:: Exercise instructions ::
1 – Answer these questions about the Bourcet estate decision:
(a) On what date did Patricia Bourcet die?
(b) Who signed the trust agreement as co-trustees?
(c) When did the 1997 amendment to EPTL 3-3.7 take effect?
2 – Transcribe the passage of the Bourcet estate decision that begins at the words "IN RE: the ESTATE" and ends after "July 29, 1996.".

:: Document extract ::
※
IN RE: the ESTATE OF Patricia BOURCET, Deceased.

Decided: December 24, 1997

McMillan, Rather, Bennett & Rigano, P.C., Melville, for estate. Christine A. Esposito, pro se.

The decedent, Patricia Bourcet, died on July 6, 1995, leaving a last will and testament dated November 26, 1991, which was duly admitted to probate by a decree of this court dated July 29, 1996.

Paragraph Third provides:

“I give, devise and bequeath all the rest, residue and remainder of my estate to my Trustees as named in a Revocable Trust Indenture dated the 26th day of November, 1991, heretofore made between myself, as Settlor, and said Trustees.   Said property is to be held by said Trustees, in trust, and is to be administered by said Trustees under the provisions of said Trust Agreement.”

A trust agreement was executed on November 26, 1991.   The agreement was signed by Patricia Bourcet and David Bourcet, as co-trustees.   It is undisputed that the trust was unfunded prior to Patricia Bourcet's death.   The petitioner alleges that the trust is invalid.   First, she contends that the trust was not acknowledged with the statutory formalities.   Second, she alleges that the trust was not effective because it was not funded prior to death.

The cases cited by the petitioner are not dispositive on the issue of adequate funding.   In New York, EPTL 3-3.7 controls EPTL 3-3.7 (former [a] ), prior to the 1997 amendment, (L 1997, c. 139, sec 5, eff. June 25, 1997) provided:

“A testator may by will dispose of or appoint all or any part of his estate to a trustee of a trust, the terms of which are evidenced by a written instrument executed by the testator, the testator and some other person, or some other person, including a trust established for the receipt of the proceeds of an annuity or pure endowment contract, or of a thrift, savings, pension, retirement, death benefit, stock bonus, or profit-sharing plan or system or a funded or unfunded life, group life, industrial life or accident and health insurance trust although the settlor has reserved any or all rights of ownership of the insurance contracts, regardless of the existence, size or character of the corpus of such insurance trust or other trust;  provided that such trust instrument is executed and acknowledged by the parties thereto in the manner required by the laws of this state for the recording of a conveyance of real property, prior to or contemporaneously with the execution of the will, and such trust instrument is identified in such will.”

The statute in effect in 1966 and the current statute are ambiguous with respect to the requirement that the trust be funded prior to the death of the testator.   Both statutes provide that the existence, size or character of the corpus are not significant for an insurance trust or “other trust.”   One interpretation is that the phrase “other trust” relates to those trusts specifically enumerated (i.e., thrift, savings pension, etc.)   An alternative interpretation is that “other trust” refers to all inter vivos trusts.
※
[Box annotation data]
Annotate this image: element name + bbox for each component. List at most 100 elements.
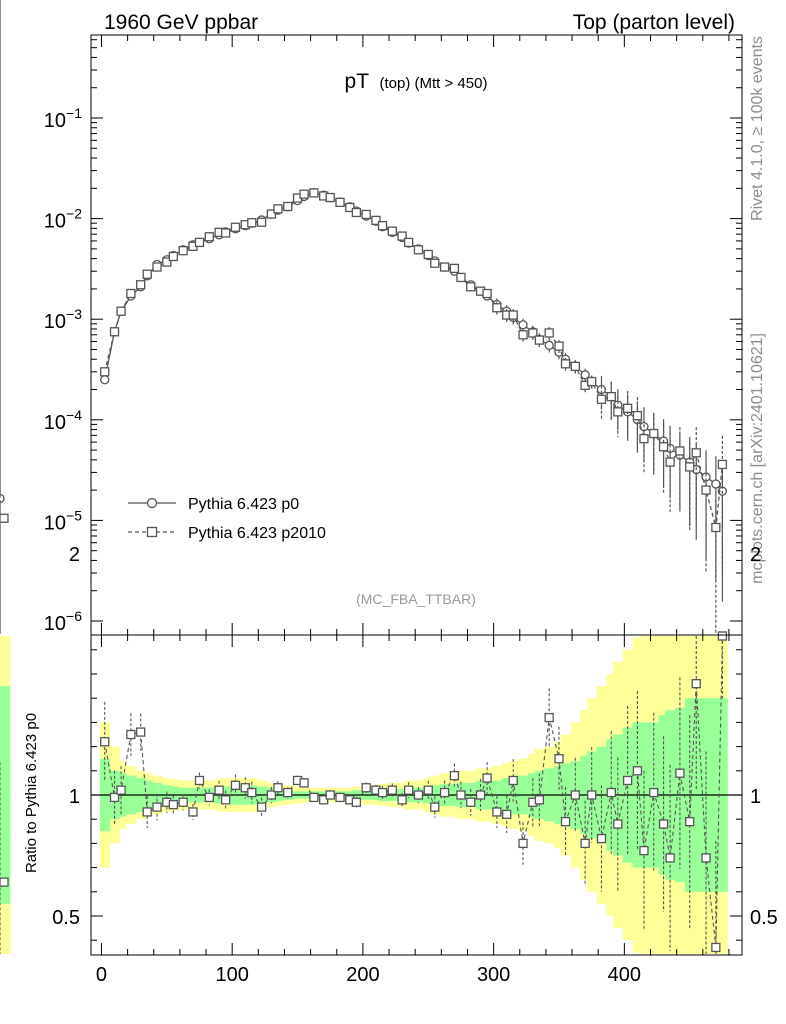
data-point-square — [482, 288, 492, 299]
ratio-data-point-square — [475, 790, 486, 800]
data-point-square — [570, 361, 580, 371]
ratio-data-point-square — [596, 833, 607, 844]
ratio-data-point-square — [570, 790, 580, 800]
data-point-square — [220, 228, 231, 238]
ratio-data-point-square — [711, 942, 721, 953]
data-point-square — [691, 448, 701, 458]
plot-title-main: pT — [345, 70, 370, 93]
data-point-square — [345, 202, 355, 213]
ratio-y-tick-labels: 0.5 0.5 1 1 2 2 — [52, 544, 778, 929]
plot-title: pT (top) (Mtt > 450) — [345, 70, 488, 93]
ratio-data-point-square — [299, 778, 309, 788]
ratio-data-point-square — [397, 795, 407, 805]
data-point-square — [126, 288, 136, 299]
y-tick-label-base: 10 — [44, 110, 66, 132]
ratio-data-point-square — [701, 853, 711, 863]
ratio-data-point-square — [100, 737, 110, 747]
y-tick-label-exponent: −1 — [66, 105, 82, 121]
data-point-square — [508, 310, 518, 320]
legend-marker-circle-icon — [146, 497, 158, 509]
y-tick-label: 10−5 — [44, 507, 82, 534]
data-point-square — [194, 237, 205, 248]
header-left-title: 1960 GeV ppbar — [104, 11, 258, 34]
ratio-data-point-square — [587, 790, 597, 800]
y-tick-label-exponent: −4 — [66, 407, 82, 423]
data-point-square — [100, 367, 110, 377]
ratio-y-tick-label-left: 1 — [69, 786, 80, 808]
ratio-data-point-square — [632, 766, 643, 776]
ratio-data-point-square — [273, 783, 283, 793]
data-point-square — [711, 522, 721, 533]
data-point-square — [658, 442, 669, 452]
data-point-square — [649, 428, 659, 439]
data-point-square — [492, 303, 502, 313]
ratio-data-point-square — [136, 727, 146, 737]
ratio-y-axis-label: Ratio to Pythia 6.423 p0 — [23, 713, 40, 873]
ratio-data-point-square — [126, 729, 136, 740]
ratio-data-point-square — [220, 795, 231, 805]
data-point-square — [528, 328, 538, 338]
ratio-data-point-square — [142, 807, 152, 817]
ratio-data-point-square — [413, 790, 424, 800]
ratio-data-point-square — [649, 787, 659, 798]
ratio-data-point-square — [482, 773, 492, 783]
mcplots-label: mcplots.cern.ch [arXiv:2401.10621] — [749, 333, 766, 584]
data-point-square — [701, 485, 711, 495]
ratio-data-point-square — [544, 712, 554, 723]
data-point-square — [665, 457, 675, 467]
ratio-data-point-square — [325, 790, 335, 800]
data-point-circle — [0, 493, 5, 504]
ratio-data-point-square — [240, 783, 250, 793]
x-tick-label: 200 — [346, 964, 379, 986]
ratio-data-point-square — [508, 775, 518, 786]
x-tick-label: 400 — [608, 964, 641, 986]
data-point-square — [587, 376, 597, 387]
band-inner — [0, 686, 11, 904]
analysis-watermark: (MC_FBA_TTBAR) — [356, 591, 476, 607]
y-tick-label-exponent: −2 — [66, 206, 82, 222]
ratio-data-point-square — [387, 785, 397, 795]
data-point-square — [606, 391, 616, 402]
ratio-y-tick-label-left: 0.5 — [52, 907, 80, 929]
data-point-square — [152, 262, 162, 272]
y-tick-label: 10−4 — [44, 407, 82, 434]
y-tick-label-base: 10 — [44, 412, 66, 434]
ratio-data-point-square — [613, 819, 623, 829]
ratio-y-tick-label-right: 1 — [750, 786, 761, 808]
ratio-data-point-square — [116, 785, 126, 795]
ratio-plot-panel: 0.5 0.5 1 1 2 2 0 100 200 300 400 Ratio to Pythia… — [0, 544, 778, 986]
y-tick-label: 10−2 — [44, 206, 82, 233]
data-point-square — [685, 462, 695, 472]
data-point-square — [377, 221, 388, 231]
ratio-axis-ticks — [91, 635, 742, 955]
y-tick-label-exponent: −5 — [66, 507, 82, 523]
y-tick-label: 10−6 — [44, 608, 82, 635]
data-point-square — [283, 201, 293, 212]
data-point-square — [371, 215, 381, 226]
ratio-plot-data — [0, 631, 728, 954]
data-point-square — [413, 245, 424, 255]
data-point-square — [299, 189, 309, 199]
ratio-data-point-square — [247, 787, 257, 798]
main-plot-panel: 10−110−210−310−410−510−6 pT (top) (Mtt >… — [0, 0, 743, 636]
data-point-square — [717, 459, 728, 470]
data-point-square — [639, 433, 649, 444]
ratio-data-point-square — [665, 853, 675, 863]
data-point-square — [596, 394, 607, 404]
data-point-square — [675, 446, 685, 456]
data-point-square — [430, 258, 440, 268]
ratio-y-tick-label-right: 0.5 — [750, 907, 778, 929]
data-point-square — [560, 359, 571, 369]
ratio-data-point-square — [554, 754, 564, 764]
x-tick-label: 100 — [215, 964, 248, 986]
ratio-data-point-square — [194, 775, 205, 786]
main-axis-ticks — [91, 35, 742, 635]
ratio-data-point-square — [518, 838, 528, 849]
data-point-square — [136, 280, 146, 290]
y-tick-label-base: 10 — [44, 211, 66, 233]
series-p0 — [0, 0, 728, 634]
data-point-square — [256, 217, 267, 227]
data-point-square — [423, 249, 433, 260]
series-p2010 — [0, 0, 728, 634]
※
:: Replies ::
1 –
(a) July 6, 1995
(b) Patricia Bourcet and David Bourcet
(c) June 25, 1997

2 –
IN RE: the ESTATE OF Patricia BOURCET, Deceased.

Decided: December 24, 1997

McMillan, Rather, Bennett & Rigano, P.C., Melville, for estate. Christine A. Esposito, pro se.

The decedent, Patricia Bourcet, died on July 6, 1995, leaving a last will and testament dated November 26, 1991, which was duly admitted to probate by a decree of this court dated July 29, 1996.